▶ Task:
The exercise asks for every line of the data to be reproduced exactly.

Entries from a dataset

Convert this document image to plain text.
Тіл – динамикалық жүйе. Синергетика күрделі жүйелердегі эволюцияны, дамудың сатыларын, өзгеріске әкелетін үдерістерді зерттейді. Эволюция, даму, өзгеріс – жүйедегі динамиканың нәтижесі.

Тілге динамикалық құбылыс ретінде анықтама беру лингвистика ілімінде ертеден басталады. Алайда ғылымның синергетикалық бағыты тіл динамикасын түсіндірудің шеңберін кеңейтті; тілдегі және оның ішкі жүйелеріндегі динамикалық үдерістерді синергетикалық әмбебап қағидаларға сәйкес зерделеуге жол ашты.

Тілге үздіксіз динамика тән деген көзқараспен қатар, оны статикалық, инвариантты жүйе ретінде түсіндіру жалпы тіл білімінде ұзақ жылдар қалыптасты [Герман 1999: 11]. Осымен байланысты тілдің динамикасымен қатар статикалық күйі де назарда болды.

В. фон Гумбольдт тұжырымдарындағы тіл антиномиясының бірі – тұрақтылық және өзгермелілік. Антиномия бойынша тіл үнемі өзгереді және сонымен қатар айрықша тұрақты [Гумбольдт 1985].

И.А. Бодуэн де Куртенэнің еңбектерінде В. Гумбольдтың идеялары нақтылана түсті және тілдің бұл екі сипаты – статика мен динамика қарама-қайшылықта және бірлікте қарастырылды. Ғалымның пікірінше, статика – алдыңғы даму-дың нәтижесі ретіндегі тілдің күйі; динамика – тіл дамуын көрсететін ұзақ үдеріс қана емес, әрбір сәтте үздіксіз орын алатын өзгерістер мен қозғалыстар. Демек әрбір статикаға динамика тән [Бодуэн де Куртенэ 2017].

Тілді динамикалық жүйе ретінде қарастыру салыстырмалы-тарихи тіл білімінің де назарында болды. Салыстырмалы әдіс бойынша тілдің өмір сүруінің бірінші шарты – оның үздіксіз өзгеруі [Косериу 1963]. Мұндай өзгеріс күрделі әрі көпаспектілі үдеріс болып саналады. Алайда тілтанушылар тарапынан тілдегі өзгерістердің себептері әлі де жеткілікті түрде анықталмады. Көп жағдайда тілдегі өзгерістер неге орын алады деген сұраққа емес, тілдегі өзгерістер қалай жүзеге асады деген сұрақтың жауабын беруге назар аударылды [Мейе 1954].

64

▶ Answer below:
Convert this document image to plain text.
Тіл – динамикалық жүйе. Синергетика күрделі жүйелердегі эволюцияны, дамудың сатыларын, өзгеріске әкелетін үдерістерді зерттейді. Эволюция, даму, өзгеріс – жүйедегі динамиканың нәтижесі.

Тілге динамикалық құбылыс ретінде анықтама беру лингвистика ілімінде ертеден басталады. Алайда ғылымның синергетикалық бағыты тіл динамикасын түсіндірудің шеңберін кеңейтті; тілдегі және оның ішкі жүйелеріндегі динамикалық үдерістерді синергетикалық әмбебап қағидаларға сәйкес зерделеуге жол ашты.

Тілге үздіксіз динамика тән деген көзқараспен қатар, оны статикалық, инвариантты жүйе ретінде түсіндіру жалпы тіл білімінде ұзақ жылдар қалыптасты [Герман 1999: 11]. Осымен байланысты тілдің динамикасымен қатар статикалық күйі де назарда болды.

В. фон Гумбольдт тұжырымдарындағы тіл антиномиясының бірі – тұрақтылық және өзгермелілік. Антиномия бойынша тіл үнемі өзгереді және сонымен қатар айрықша тұрақты [Гумбольдт 1985].

И.А. Бодуэн де Куртенэнің еңбектерінде В. Гумбольдтың идеялары нақтылана түсті және тілдің бұл екі сипаты – статика мен динамика қарама-қайшылықта және бірлікте қарастырылды. Ғалымның пікірінше, статика – алдыңғы даму-дың нәтижесі ретіндегі тілдің күйі; динамика – тіл дамуын көрсететін ұзақ үдеріс қана емес, әрбір сәтте үздіксіз орын алатын өзгерістер мен қозғалыстар. Демек әрбір статикаға динамика тән [Бодуэн де Куртенэ 2017].

Тілді динамикалық жүйе ретінде қарастыру салыстырмалы-тарихи тіл білімінің де назарында болды. Салыстырмалы әдіс бойынша тілдің өмір сүруінің бірінші шарты – оның үздіксіз өзгеруі [Косериу 1963]. Мұндай өзгеріс күрделі әрі көпаспектілі үдеріс болып саналады. Алайда тілтанушылар тарапынан тілдегі өзгерістердің себептері әлі де жеткілікті түрде анықталмады. Көп жағдайда тілдегі өзгерістер неге орын алады деген сұраққа емес, тілдегі өзгерістер қалай жүзеге асады деген сұрақтың жауабын беруге назар аударылды [Мейе 1954].

64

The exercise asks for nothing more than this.